> **Consegna**: Traduci in inglese questa frase del testo sui dogmi mariani: "Di queste sei verità di fede, solo quattro sono state solennemente definite dai Papi come dogmi."

> **Testo della pagina**:
════════

Il 4 novembre 2025 il Dicastero per la Dottrina della Fede ha pubblicato una Nota dottrinale nella quale si afferma che l’uso del titolo mariano tradizionale di Corredentrice sarebbe non solo inutile, ma persino dannoso. Nello stesso documento, tuttavia, viene al tempo stesso ribadita — seppur in modo non sempre preciso — la dottrina racchiusa in quel titolo. Il presente articolo intende fare chiarezza sul significato tradizionale di questa verità di fede, che da secoli accompagna il popolo cristiano nel suo sensus fidei.

I dogmi mariani

Per comprendere chi è Maria Santissima, bisogna considerare le sei verità di fede che ci parlano della sua figura, del suo ruolo e delle sue operazioni. Di queste sei verità di fede, solo quattro sono state solennemente definite dai Papi come dogmi. Riprendiamole rapidamente.

  1. Il dogma di Maria Madre di Dio (Theotokos), definito dal Concilio di Efeso nel 431, afferma che Maria è veramente Madre di Dio, perché ha generato secondo la carne Gesù Cristo, la cui natura di vero uomo è unita, pur restando distinta, alla natura di vero Dio;

  2. Il dogma dell’Immacolata Concezione di Maria, definito da Pio IX con la bolla Ineffabilis Deus nel 1854, afferma che Maria, fin dal primo istante del suo concepimento, fu preservata per grazia singolare immune dal peccato originale, in vista dei meriti di Cristo;

  3. Il dogma della Perpetua Verginità di Maria (Aeiparthenos), definito dal Secondo Concilio di Costantinopoli nel 553, afferma che Maria, in virtù della sua esenzione dal peccato originale, rimase vergine sia a livello spirituale sia a livello fisico prima, durante e dopo il parto.

════════

> **Record estratti**:
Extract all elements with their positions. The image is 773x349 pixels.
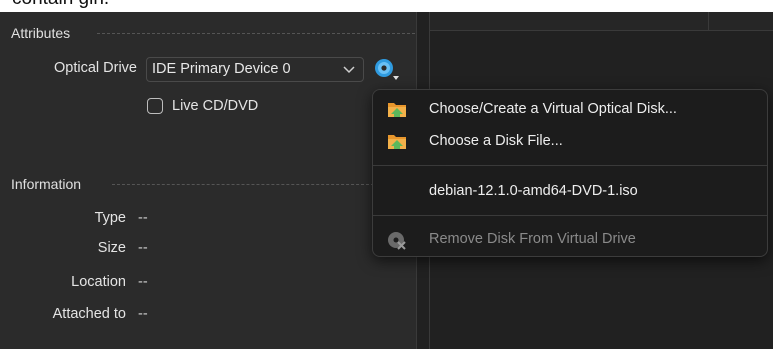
menu-item-label: Choose/Create a Virtual Optical Disk... — [429, 101, 677, 117]
menu-separator — [373, 215, 767, 216]
chevron-down-icon — [343, 66, 355, 74]
attached-to-value: -- — [138, 306, 148, 322]
location-label: Location — [71, 274, 126, 290]
menu-item-label: Choose a Disk File... — [429, 133, 563, 149]
menu-separator — [373, 165, 767, 166]
type-label: Type — [94, 210, 126, 226]
folder-arrow-icon — [388, 103, 406, 117]
menu-item-choose-disk-file[interactable]: Choose a Disk File... — [373, 126, 767, 156]
optical-drive-label: Optical Drive — [54, 60, 137, 76]
menu-item-choose-create-disk[interactable]: Choose/Create a Virtual Optical Disk... — [373, 94, 767, 124]
location-value: -- — [138, 274, 148, 290]
menu-item-label: Remove Disk From Virtual Drive — [429, 231, 636, 247]
attributes-section-divider — [97, 33, 415, 34]
attributes-section-label: Attributes — [11, 25, 71, 41]
menu-item-recent-iso[interactable]: debian-12.1.0-amd64-DVD-1.iso — [373, 176, 767, 206]
information-section-divider — [112, 184, 374, 185]
optical-disc-icon — [375, 59, 399, 80]
live-cd-label: Live CD/DVD — [172, 98, 259, 114]
choose-disk-button[interactable] — [372, 56, 402, 82]
menu-item-label: debian-12.1.0-amd64-DVD-1.iso — [429, 183, 638, 199]
live-cd-checkbox[interactable] — [147, 98, 163, 114]
clipped-document-text: contain gin. — [0, 0, 773, 12]
header-divider — [708, 12, 709, 30]
clipped-text: contain gin. — [12, 0, 109, 10]
disk-dropdown-menu: Choose/Create a Virtual Optical Disk... … — [372, 89, 768, 257]
remove-disk-icon — [388, 232, 406, 250]
menu-item-remove-disk: Remove Disk From Virtual Drive — [373, 224, 767, 254]
optical-drive-value: IDE Primary Device 0 — [152, 61, 291, 77]
size-label: Size — [97, 240, 126, 256]
attached-to-label: Attached to — [52, 306, 126, 322]
folder-arrow-icon — [388, 135, 406, 149]
storage-attributes-panel: Attributes Optical Drive IDE Primary Dev… — [0, 12, 416, 349]
table-header — [430, 12, 773, 31]
optical-drive-select[interactable]: IDE Primary Device 0 — [146, 57, 364, 82]
type-value: -- — [138, 210, 148, 226]
size-value: -- — [138, 240, 148, 256]
information-section-label: Information — [11, 176, 82, 192]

════════

> **Soluzione**: Of these six truths of faith, only four have been solemnly defined by the Popes as dogmas.